## Requirement
Reproduce all entries verbatim, with nothing added or dropped.
+++ Supplied entries
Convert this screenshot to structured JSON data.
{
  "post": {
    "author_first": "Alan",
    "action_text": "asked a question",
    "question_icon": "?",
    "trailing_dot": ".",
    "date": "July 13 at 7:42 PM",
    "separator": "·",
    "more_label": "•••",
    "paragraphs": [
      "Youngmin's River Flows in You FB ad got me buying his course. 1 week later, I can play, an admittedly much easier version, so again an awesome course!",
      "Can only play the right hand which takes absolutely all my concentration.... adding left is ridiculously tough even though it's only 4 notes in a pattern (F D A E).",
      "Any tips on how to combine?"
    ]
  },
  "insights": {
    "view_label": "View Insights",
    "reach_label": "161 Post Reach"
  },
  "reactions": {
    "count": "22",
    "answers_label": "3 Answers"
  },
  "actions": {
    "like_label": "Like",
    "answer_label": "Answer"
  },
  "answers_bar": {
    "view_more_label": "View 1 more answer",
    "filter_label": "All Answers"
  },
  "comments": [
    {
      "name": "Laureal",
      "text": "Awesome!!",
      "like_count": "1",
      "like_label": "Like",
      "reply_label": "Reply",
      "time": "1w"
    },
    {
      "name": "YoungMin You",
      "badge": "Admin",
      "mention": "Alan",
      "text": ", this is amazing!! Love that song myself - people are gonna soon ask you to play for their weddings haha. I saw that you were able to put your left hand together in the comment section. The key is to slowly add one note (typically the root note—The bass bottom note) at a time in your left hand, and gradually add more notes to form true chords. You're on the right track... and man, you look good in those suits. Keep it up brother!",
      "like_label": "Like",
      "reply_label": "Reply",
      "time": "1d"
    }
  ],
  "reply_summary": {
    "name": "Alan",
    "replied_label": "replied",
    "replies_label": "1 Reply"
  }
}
++++++
## In response
Convert this screenshot to structured JSON data.
{
  "post": {
    "author_first": "Alan",
    "action_text": "asked a question",
    "question_icon": "?",
    "trailing_dot": ".",
    "date": "July 13 at 7:42 PM",
    "separator": "·",
    "more_label": "•••",
    "paragraphs": [
      "Youngmin's River Flows in You FB ad got me buying his course. 1 week later, I can play, an admittedly much easier version, so again an awesome course!",
      "Can only play the right hand which takes absolutely all my concentration.... adding left is ridiculously tough even though it's only 4 notes in a pattern (F D A E).",
      "Any tips on how to combine?"
    ]
  },
  "insights": {
    "view_label": "View Insights",
    "reach_label": "161 Post Reach"
  },
  "reactions": {
    "count": "22",
    "answers_label": "3 Answers"
  },
  "actions": {
    "like_label": "Like",
    "answer_label": "Answer"
  },
  "answers_bar": {
    "view_more_label": "View 1 more answer",
    "filter_label": "All Answers"
  },
  "comments": [
    {
      "name": "Laureal",
      "text": "Awesome!!",
      "like_count": "1",
      "like_label": "Like",
      "reply_label": "Reply",
      "time": "1w"
    },
    {
      "name": "YoungMin You",
      "badge": "Admin",
      "mention": "Alan",
      "text": ", this is amazing!! Love that song myself - people are gonna soon ask you to play for their weddings haha. I saw that you were able to put your left hand together in the comment section. The key is to slowly add one note (typically the root note—The bass bottom note) at a time in your left hand, and gradually add more notes to form true chords. You're on the right track... and man, you look good in those suits. Keep it up brother!",
      "like_label": "Like",
      "reply_label": "Reply",
      "time": "1d"
    }
  ],
  "reply_summary": {
    "name": "Alan",
    "replied_label": "replied",
    "replies_label": "1 Reply"
  }
}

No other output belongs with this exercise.